WORK TO COMPLETE:
Please write out, word for word, the part of the book review starting with "Thursday, 19 March" and going on through "standards) love story.".

Thursday, 19 March 2009

"A town like Alice" by Nevil Shute

This is a book of two halves. The first part tells of the experiences of a young woman, Jean Paget, who is with a party of British "mems" captured by the Japanese in Malaya and treks around Malaya under guard before ending up in a Malayan fishing village. During these adventures she encounters a captured Australian who falls "fowl" of the Japs. 

The second part tells of her adventures in Australia after the war and contrasts a quite businesslike description of the power of capitalism to build an outback village into a town with a somewhat sedate (by today's standards) love story. 

 The first part is compelling reading. The second part one tolerates because one wants to know what happened. The story is told by a quaint English solicitor who becomes trustee for the young woman. He is clearly a man of his time (I suspect he would have been old-fashioned even then) and this narration device is cute but lends the whole book a slightly musty air.

AVAILABLE DATA:

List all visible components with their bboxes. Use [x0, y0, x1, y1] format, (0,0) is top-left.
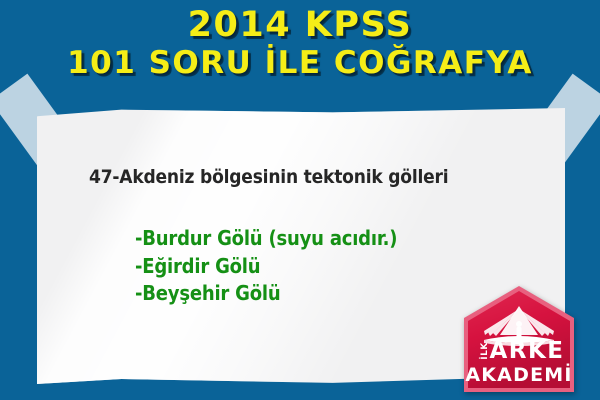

RESULT BELOW:
Thursday, 19 March 2009

"A town like Alice" by Nevil Shute

This is a book of two halves. The first part tells of the experiences of a young woman, Jean Paget, who is with a party of British "mems" captured by the Japanese in Malaya and treks around Malaya under guard before ending up in a Malayan fishing village. During these adventures she encounters a captured Australian who falls "fowl" of the Japs. 

The second part tells of her adventures in Australia after the war and contrasts a quite businesslike description of the power of capitalism to build an outback village into a town with a somewhat sedate (by today's standards) love story.